• What needs to be done: Write out the complete material exactly as it stands.
** START **
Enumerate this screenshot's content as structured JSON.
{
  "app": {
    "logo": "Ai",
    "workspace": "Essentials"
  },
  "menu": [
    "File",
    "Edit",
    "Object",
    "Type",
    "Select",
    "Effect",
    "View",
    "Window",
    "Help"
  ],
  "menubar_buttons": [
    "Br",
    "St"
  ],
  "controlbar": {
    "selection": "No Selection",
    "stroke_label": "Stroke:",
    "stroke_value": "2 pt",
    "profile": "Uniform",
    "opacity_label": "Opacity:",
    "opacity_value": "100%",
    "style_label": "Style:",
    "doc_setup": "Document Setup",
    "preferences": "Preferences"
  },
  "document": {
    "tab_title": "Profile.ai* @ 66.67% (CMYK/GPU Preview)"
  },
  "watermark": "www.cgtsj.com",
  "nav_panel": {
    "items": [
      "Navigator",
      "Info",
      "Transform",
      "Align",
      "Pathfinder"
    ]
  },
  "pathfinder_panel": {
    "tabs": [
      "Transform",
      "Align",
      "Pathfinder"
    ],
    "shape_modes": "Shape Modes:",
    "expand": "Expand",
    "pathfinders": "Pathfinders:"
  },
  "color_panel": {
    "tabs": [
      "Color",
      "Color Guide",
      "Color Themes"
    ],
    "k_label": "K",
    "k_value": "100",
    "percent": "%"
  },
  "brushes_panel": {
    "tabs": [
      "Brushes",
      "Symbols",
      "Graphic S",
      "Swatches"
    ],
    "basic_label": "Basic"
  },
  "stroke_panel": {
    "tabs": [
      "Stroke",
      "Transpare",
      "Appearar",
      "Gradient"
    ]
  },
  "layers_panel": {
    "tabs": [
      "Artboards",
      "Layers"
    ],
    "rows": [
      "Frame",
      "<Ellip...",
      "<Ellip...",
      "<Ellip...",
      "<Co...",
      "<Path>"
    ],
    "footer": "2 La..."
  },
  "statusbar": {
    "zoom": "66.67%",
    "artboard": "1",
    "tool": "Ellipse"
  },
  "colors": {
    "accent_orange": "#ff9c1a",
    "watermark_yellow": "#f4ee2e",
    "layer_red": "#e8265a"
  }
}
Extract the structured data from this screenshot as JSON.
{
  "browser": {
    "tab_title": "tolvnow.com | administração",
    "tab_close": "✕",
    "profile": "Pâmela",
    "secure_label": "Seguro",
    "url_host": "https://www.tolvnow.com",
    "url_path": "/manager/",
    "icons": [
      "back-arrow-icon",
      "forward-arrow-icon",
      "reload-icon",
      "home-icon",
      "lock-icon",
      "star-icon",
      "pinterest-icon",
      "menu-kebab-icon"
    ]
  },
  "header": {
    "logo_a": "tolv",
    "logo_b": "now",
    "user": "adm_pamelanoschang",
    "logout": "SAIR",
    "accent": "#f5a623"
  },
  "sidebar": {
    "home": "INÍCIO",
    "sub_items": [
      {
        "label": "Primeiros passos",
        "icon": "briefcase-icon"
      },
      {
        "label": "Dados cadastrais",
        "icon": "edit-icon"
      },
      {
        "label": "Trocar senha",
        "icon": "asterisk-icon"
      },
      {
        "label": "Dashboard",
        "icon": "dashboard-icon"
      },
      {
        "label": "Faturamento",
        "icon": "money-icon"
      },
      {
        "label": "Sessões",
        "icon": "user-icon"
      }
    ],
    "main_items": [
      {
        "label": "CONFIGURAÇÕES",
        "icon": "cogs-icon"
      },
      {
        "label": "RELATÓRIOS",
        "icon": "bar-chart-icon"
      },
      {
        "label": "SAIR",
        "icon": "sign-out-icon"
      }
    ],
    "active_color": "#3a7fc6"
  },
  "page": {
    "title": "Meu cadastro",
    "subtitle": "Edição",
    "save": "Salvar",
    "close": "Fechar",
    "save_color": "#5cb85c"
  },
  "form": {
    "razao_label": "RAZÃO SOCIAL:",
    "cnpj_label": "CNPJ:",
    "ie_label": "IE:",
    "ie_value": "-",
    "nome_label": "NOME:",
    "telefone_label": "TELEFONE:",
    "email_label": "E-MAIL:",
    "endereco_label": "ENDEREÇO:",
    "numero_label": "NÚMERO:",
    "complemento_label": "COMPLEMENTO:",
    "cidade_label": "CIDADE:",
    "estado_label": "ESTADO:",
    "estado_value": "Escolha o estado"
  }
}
** END **
• Result of the task:
Enumerate this screenshot's content as structured JSON.
{
  "app": {
    "logo": "Ai",
    "workspace": "Essentials"
  },
  "menu": [
    "File",
    "Edit",
    "Object",
    "Type",
    "Select",
    "Effect",
    "View",
    "Window",
    "Help"
  ],
  "menubar_buttons": [
    "Br",
    "St"
  ],
  "controlbar": {
    "selection": "No Selection",
    "stroke_label": "Stroke:",
    "stroke_value": "2 pt",
    "profile": "Uniform",
    "opacity_label": "Opacity:",
    "opacity_value": "100%",
    "style_label": "Style:",
    "doc_setup": "Document Setup",
    "preferences": "Preferences"
  },
  "document": {
    "tab_title": "Profile.ai* @ 66.67% (CMYK/GPU Preview)"
  },
  "watermark": "www.cgtsj.com",
  "nav_panel": {
    "items": [
      "Navigator",
      "Info",
      "Transform",
      "Align",
      "Pathfinder"
    ]
  },
  "pathfinder_panel": {
    "tabs": [
      "Transform",
      "Align",
      "Pathfinder"
    ],
    "shape_modes": "Shape Modes:",
    "expand": "Expand",
    "pathfinders": "Pathfinders:"
  },
  "color_panel": {
    "tabs": [
      "Color",
      "Color Guide",
      "Color Themes"
    ],
    "k_label": "K",
    "k_value": "100",
    "percent": "%"
  },
  "brushes_panel": {
    "tabs": [
      "Brushes",
      "Symbols",
      "Graphic S",
      "Swatches"
    ],
    "basic_label": "Basic"
  },
  "stroke_panel": {
    "tabs": [
      "Stroke",
      "Transpare",
      "Appearar",
      "Gradient"
    ]
  },
  "layers_panel": {
    "tabs": [
      "Artboards",
      "Layers"
    ],
    "rows": [
      "Frame",
      "<Ellip...",
      "<Ellip...",
      "<Ellip...",
      "<Co...",
      "<Path>"
    ],
    "footer": "2 La..."
  },
  "statusbar": {
    "zoom": "66.67%",
    "artboard": "1",
    "tool": "Ellipse"
  },
  "colors": {
    "accent_orange": "#ff9c1a",
    "watermark_yellow": "#f4ee2e",
    "layer_red": "#e8265a"
  }
}
Extract the structured data from this screenshot as JSON.
{
  "browser": {
    "tab_title": "tolvnow.com | administração",
    "tab_close": "✕",
    "profile": "Pâmela",
    "secure_label": "Seguro",
    "url_host": "https://www.tolvnow.com",
    "url_path": "/manager/",
    "icons": [
      "back-arrow-icon",
      "forward-arrow-icon",
      "reload-icon",
      "home-icon",
      "lock-icon",
      "star-icon",
      "pinterest-icon",
      "menu-kebab-icon"
    ]
  },
  "header": {
    "logo_a": "tolv",
    "logo_b": "now",
    "user": "adm_pamelanoschang",
    "logout": "SAIR",
    "accent": "#f5a623"
  },
  "sidebar": {
    "home": "INÍCIO",
    "sub_items": [
      {
        "label": "Primeiros passos",
        "icon": "briefcase-icon"
      },
      {
        "label": "Dados cadastrais",
        "icon": "edit-icon"
      },
      {
        "label": "Trocar senha",
        "icon": "asterisk-icon"
      },
      {
        "label": "Dashboard",
        "icon": "dashboard-icon"
      },
      {
        "label": "Faturamento",
        "icon": "money-icon"
      },
      {
        "label": "Sessões",
        "icon": "user-icon"
      }
    ],
    "main_items": [
      {
        "label": "CONFIGURAÇÕES",
        "icon": "cogs-icon"
      },
      {
        "label": "RELATÓRIOS",
        "icon": "bar-chart-icon"
      },
      {
        "label": "SAIR",
        "icon": "sign-out-icon"
      }
    ],
    "active_color": "#3a7fc6"
  },
  "page": {
    "title": "Meu cadastro",
    "subtitle": "Edição",
    "save": "Salvar",
    "close": "Fechar",
    "save_color": "#5cb85c"
  },
  "form": {
    "razao_label": "RAZÃO SOCIAL:",
    "cnpj_label": "CNPJ:",
    "ie_label": "IE:",
    "ie_value": "-",
    "nome_label": "NOME:",
    "telefone_label": "TELEFONE:",
    "email_label": "E-MAIL:",
    "endereco_label": "ENDEREÇO:",
    "numero_label": "NÚMERO:",
    "complemento_label": "COMPLEMENTO:",
    "cidade_label": "CIDADE:",
    "estado_label": "ESTADO:",
    "estado_value": "Escolha o estado"
  }
}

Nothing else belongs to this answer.